Do this
Exactly the lines from the one containing "Transcribe the text in this document." through the final line of the listing are to be retyped, and nothing more.

Raw data

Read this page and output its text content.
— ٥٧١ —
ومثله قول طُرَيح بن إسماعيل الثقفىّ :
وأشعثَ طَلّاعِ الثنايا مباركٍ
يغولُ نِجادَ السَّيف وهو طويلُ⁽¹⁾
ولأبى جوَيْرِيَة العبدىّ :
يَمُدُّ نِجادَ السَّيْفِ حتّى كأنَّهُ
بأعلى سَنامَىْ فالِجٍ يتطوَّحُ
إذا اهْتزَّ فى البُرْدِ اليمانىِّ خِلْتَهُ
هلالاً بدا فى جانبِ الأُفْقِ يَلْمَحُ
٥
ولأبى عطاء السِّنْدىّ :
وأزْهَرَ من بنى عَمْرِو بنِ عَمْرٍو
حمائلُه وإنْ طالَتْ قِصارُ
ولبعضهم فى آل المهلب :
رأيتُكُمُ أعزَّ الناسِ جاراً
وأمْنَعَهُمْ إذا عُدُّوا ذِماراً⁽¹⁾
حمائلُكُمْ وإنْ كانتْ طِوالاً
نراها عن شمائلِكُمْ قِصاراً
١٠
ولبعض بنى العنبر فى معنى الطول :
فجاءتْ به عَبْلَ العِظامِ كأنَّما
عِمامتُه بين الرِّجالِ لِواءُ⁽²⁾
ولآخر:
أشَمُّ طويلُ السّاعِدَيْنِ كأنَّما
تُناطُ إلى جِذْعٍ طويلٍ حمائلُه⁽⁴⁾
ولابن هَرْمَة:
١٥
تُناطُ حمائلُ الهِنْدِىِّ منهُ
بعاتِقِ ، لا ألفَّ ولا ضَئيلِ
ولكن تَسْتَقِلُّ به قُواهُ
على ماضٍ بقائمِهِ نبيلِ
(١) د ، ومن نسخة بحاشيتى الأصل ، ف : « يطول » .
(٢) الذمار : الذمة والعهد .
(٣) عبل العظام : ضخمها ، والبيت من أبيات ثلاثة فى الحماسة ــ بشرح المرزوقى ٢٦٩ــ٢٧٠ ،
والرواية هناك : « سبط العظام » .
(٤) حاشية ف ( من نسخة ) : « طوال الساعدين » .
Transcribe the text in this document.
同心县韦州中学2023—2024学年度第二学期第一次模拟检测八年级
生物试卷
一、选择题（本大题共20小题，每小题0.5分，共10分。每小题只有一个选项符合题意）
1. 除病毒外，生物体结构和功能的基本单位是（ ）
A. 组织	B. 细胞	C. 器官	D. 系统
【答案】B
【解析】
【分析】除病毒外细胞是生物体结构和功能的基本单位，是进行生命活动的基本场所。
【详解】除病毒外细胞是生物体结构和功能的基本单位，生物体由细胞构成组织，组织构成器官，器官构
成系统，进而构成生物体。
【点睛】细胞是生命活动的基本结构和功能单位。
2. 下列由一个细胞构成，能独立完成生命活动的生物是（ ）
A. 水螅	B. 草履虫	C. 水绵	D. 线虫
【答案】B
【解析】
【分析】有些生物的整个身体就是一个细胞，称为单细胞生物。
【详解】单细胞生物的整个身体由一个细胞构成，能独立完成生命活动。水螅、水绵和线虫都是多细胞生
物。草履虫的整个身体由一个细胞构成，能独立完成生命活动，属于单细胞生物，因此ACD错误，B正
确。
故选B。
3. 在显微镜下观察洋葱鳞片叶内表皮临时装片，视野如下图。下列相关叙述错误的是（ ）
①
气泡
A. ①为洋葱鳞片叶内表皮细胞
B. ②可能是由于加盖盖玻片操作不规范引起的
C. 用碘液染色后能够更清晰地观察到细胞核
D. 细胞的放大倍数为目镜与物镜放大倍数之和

Response for this exercise
Transcribe the text in this document.
同心县韦州中学2023—2024学年度第二学期第一次模拟检测八年级
生物试卷
一、选择题（本大题共20小题，每小题0.5分，共10分。每小题只有一个选项符合题意）
1. 除病毒外，生物体结构和功能的基本单位是（ ）
A. 组织	B. 细胞	C. 器官	D. 系统
【答案】B
【解析】
【分析】除病毒外细胞是生物体结构和功能的基本单位，是进行生命活动的基本场所。
【详解】除病毒外细胞是生物体结构和功能的基本单位，生物体由细胞构成组织，组织构成器官，器官构
成系统，进而构成生物体。
【点睛】细胞是生命活动的基本结构和功能单位。
2. 下列由一个细胞构成，能独立完成生命活动的生物是（ ）
A. 水螅	B. 草履虫	C. 水绵	D. 线虫
【答案】B
【解析】
【分析】有些生物的整个身体就是一个细胞，称为单细胞生物。
【详解】单细胞生物的整个身体由一个细胞构成，能独立完成生命活动。水螅、水绵和线虫都是多细胞生
物。草履虫的整个身体由一个细胞构成，能独立完成生命活动，属于单细胞生物，因此ACD错误，B正
确。
故选B。
3. 在显微镜下观察洋葱鳞片叶内表皮临时装片，视野如下图。下列相关叙述错误的是（ ）
①
气泡
A. ①为洋葱鳞片叶内表皮细胞
B. ②可能是由于加盖盖玻片操作不规范引起的
C. 用碘液染色后能够更清晰地观察到细胞核
D. 细胞的放大倍数为目镜与物镜放大倍数之和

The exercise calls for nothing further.